%%

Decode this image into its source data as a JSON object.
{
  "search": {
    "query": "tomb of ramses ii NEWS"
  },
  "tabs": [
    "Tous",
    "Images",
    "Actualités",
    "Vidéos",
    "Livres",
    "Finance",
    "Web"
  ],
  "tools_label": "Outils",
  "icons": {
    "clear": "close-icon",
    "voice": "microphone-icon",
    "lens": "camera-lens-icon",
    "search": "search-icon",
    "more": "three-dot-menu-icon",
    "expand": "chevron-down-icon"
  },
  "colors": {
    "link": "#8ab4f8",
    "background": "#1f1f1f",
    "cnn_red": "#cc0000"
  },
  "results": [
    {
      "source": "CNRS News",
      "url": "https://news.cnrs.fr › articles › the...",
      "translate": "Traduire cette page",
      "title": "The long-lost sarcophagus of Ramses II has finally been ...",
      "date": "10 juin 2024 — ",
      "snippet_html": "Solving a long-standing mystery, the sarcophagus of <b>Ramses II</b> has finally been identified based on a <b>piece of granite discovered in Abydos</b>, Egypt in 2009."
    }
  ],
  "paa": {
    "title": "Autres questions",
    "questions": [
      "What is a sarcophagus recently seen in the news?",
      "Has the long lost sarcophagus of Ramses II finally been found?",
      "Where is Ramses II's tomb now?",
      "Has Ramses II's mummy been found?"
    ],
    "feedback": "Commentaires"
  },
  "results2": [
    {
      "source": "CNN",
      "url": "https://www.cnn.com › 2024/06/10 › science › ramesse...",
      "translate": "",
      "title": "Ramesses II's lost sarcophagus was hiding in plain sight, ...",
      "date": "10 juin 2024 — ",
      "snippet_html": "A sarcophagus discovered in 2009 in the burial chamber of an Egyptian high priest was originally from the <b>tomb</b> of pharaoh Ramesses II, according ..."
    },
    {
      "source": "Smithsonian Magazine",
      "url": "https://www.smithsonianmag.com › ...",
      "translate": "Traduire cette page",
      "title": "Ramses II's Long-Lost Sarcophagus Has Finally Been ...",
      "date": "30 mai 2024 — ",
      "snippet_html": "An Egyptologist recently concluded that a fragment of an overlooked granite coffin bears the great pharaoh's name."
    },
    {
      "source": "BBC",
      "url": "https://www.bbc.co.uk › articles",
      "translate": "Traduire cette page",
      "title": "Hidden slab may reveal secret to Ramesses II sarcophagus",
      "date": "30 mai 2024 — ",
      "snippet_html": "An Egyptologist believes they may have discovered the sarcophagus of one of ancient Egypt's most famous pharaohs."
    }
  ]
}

%%

§ Problem requirements:
Write out the entries in full, exactly as given.

§ Final result:
Decode this image into its source data as a JSON object.
{
  "search": {
    "query": "tomb of ramses ii NEWS"
  },
  "tabs": [
    "Tous",
    "Images",
    "Actualités",
    "Vidéos",
    "Livres",
    "Finance",
    "Web"
  ],
  "tools_label": "Outils",
  "icons": {
    "clear": "close-icon",
    "voice": "microphone-icon",
    "lens": "camera-lens-icon",
    "search": "search-icon",
    "more": "three-dot-menu-icon",
    "expand": "chevron-down-icon"
  },
  "colors": {
    "link": "#8ab4f8",
    "background": "#1f1f1f",
    "cnn_red": "#cc0000"
  },
  "results": [
    {
      "source": "CNRS News",
      "url": "https://news.cnrs.fr › articles › the...",
      "translate": "Traduire cette page",
      "title": "The long-lost sarcophagus of Ramses II has finally been ...",
      "date": "10 juin 2024 — ",
      "snippet_html": "Solving a long-standing mystery, the sarcophagus of <b>Ramses II</b> has finally been identified based on a <b>piece of granite discovered in Abydos</b>, Egypt in 2009."
    }
  ],
  "paa": {
    "title": "Autres questions",
    "questions": [
      "What is a sarcophagus recently seen in the news?",
      "Has the long lost sarcophagus of Ramses II finally been found?",
      "Where is Ramses II's tomb now?",
      "Has Ramses II's mummy been found?"
    ],
    "feedback": "Commentaires"
  },
  "results2": [
    {
      "source": "CNN",
      "url": "https://www.cnn.com › 2024/06/10 › science › ramesse...",
      "translate": "",
      "title": "Ramesses II's lost sarcophagus was hiding in plain sight, ...",
      "date": "10 juin 2024 — ",
      "snippet_html": "A sarcophagus discovered in 2009 in the burial chamber of an Egyptian high priest was originally from the <b>tomb</b> of pharaoh Ramesses II, according ..."
    },
    {
      "source": "Smithsonian Magazine",
      "url": "https://www.smithsonianmag.com › ...",
      "translate": "Traduire cette page",
      "title": "Ramses II's Long-Lost Sarcophagus Has Finally Been ...",
      "date": "30 mai 2024 — ",
      "snippet_html": "An Egyptologist recently concluded that a fragment of an overlooked granite coffin bears the great pharaoh's name."
    },
    {
      "source": "BBC",
      "url": "https://www.bbc.co.uk › articles",
      "translate": "Traduire cette page",
      "title": "Hidden slab may reveal secret to Ramesses II sarcophagus",
      "date": "30 mai 2024 — ",
      "snippet_html": "An Egyptologist believes they may have discovered the sarcophagus of one of ancient Egypt's most famous pharaohs."
    }
  ]
}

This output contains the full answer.